▶ Aim of the task
Select all lines in the records that include "sloupek".
□ □ □
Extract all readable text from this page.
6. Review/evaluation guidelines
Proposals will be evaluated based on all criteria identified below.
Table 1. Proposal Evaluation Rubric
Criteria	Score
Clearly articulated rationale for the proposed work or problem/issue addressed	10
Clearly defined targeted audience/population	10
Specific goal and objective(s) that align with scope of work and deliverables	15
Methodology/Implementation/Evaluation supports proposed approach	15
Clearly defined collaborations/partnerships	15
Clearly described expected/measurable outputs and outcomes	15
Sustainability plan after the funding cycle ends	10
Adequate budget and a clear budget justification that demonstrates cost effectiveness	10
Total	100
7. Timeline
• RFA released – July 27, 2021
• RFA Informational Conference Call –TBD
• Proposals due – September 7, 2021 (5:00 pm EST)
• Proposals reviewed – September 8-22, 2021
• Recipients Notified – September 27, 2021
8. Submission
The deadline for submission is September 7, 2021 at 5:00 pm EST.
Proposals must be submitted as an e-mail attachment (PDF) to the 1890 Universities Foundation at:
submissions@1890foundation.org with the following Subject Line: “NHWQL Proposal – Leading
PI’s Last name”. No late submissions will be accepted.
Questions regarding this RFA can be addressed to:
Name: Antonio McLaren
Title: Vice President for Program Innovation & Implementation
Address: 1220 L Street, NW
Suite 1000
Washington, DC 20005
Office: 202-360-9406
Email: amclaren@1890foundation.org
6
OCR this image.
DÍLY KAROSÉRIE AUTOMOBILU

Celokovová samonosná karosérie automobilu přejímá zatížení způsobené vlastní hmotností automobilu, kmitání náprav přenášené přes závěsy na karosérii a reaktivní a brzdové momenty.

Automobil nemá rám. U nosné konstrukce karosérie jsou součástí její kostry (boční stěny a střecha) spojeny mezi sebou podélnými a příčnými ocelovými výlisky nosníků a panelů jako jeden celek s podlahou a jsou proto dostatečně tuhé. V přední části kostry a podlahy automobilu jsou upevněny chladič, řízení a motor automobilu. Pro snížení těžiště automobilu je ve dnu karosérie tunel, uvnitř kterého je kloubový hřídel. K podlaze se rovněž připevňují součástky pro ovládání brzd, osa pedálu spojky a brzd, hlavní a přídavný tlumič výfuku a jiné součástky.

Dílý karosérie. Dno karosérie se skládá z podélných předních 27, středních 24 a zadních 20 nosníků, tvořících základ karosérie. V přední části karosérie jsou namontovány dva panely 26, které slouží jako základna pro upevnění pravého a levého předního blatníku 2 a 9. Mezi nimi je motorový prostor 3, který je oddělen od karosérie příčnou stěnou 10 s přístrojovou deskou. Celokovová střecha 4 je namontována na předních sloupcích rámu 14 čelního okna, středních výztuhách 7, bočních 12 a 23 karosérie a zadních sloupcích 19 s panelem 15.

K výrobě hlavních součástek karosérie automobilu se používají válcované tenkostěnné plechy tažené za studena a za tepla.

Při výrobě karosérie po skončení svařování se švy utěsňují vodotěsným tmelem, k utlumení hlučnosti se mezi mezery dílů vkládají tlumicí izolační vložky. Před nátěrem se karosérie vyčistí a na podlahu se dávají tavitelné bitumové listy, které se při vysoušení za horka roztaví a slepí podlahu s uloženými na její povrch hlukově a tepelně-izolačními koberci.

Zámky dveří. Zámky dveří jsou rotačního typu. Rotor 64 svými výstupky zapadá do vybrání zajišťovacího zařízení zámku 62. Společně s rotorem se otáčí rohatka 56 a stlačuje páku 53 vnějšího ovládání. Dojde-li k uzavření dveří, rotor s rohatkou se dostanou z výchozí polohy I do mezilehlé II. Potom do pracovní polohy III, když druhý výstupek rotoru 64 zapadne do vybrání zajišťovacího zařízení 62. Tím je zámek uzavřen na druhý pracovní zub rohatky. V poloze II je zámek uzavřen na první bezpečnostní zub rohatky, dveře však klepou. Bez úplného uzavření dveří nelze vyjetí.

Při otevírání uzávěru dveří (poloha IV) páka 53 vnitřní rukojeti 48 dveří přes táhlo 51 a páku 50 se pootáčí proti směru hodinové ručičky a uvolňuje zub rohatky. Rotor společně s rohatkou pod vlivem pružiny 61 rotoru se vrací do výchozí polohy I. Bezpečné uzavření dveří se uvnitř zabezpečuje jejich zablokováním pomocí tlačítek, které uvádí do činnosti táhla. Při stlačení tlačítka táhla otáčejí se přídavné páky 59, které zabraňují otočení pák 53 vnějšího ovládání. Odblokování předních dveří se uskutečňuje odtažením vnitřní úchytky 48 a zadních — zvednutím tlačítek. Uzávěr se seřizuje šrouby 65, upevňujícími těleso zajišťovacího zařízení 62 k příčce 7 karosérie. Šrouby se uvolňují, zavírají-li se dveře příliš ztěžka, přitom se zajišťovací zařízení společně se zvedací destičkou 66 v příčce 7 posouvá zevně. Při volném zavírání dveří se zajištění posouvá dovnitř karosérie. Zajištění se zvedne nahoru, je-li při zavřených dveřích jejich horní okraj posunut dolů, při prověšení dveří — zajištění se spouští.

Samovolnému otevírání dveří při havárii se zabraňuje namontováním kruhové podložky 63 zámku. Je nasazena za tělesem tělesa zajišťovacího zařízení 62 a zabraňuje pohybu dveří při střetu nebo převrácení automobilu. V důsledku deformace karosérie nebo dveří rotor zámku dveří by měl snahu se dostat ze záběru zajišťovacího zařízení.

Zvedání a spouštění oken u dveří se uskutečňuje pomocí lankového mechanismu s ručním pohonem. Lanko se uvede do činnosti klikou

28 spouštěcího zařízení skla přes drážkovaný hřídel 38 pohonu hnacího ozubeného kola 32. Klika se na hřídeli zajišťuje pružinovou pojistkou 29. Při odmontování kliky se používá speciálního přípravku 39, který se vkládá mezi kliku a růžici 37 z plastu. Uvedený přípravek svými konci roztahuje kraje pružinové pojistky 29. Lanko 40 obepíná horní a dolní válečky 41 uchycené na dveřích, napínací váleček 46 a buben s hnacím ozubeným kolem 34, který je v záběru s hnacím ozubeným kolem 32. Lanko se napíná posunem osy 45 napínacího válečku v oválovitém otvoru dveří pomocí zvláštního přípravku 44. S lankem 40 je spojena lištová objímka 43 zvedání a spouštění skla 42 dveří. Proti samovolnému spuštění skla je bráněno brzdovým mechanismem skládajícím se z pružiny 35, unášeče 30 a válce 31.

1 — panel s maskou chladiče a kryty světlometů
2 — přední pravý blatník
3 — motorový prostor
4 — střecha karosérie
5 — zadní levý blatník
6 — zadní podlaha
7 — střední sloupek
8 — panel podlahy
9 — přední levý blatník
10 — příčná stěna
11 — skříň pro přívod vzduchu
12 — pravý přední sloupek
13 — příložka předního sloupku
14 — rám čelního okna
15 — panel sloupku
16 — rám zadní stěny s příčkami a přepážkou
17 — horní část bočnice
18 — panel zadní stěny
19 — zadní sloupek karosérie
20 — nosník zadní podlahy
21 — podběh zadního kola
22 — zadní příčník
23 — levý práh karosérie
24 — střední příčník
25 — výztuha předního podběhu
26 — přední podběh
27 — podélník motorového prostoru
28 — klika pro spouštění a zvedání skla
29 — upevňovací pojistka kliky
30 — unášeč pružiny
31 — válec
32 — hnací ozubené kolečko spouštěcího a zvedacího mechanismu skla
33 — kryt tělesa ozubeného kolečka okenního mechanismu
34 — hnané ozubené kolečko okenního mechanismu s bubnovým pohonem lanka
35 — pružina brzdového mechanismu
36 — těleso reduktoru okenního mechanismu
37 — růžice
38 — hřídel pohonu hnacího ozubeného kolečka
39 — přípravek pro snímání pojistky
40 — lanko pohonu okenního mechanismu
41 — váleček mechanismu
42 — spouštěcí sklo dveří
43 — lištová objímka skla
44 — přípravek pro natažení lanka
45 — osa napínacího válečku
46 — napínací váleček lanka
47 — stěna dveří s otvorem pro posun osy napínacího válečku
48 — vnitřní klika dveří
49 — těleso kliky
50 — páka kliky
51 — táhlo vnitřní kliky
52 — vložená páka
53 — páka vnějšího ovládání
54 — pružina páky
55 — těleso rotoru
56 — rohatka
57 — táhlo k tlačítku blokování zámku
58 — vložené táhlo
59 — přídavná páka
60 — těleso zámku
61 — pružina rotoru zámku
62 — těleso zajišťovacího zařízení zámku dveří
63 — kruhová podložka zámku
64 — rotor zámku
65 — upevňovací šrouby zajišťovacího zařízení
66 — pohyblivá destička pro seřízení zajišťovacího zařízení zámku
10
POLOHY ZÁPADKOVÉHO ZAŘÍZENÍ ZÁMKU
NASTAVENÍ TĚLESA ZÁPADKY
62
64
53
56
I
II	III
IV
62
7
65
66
□ □ □
▶ Answer to the task
7 — střední sloupek
12 — pravý přední sloupek
19 — zadní sloupek karosérie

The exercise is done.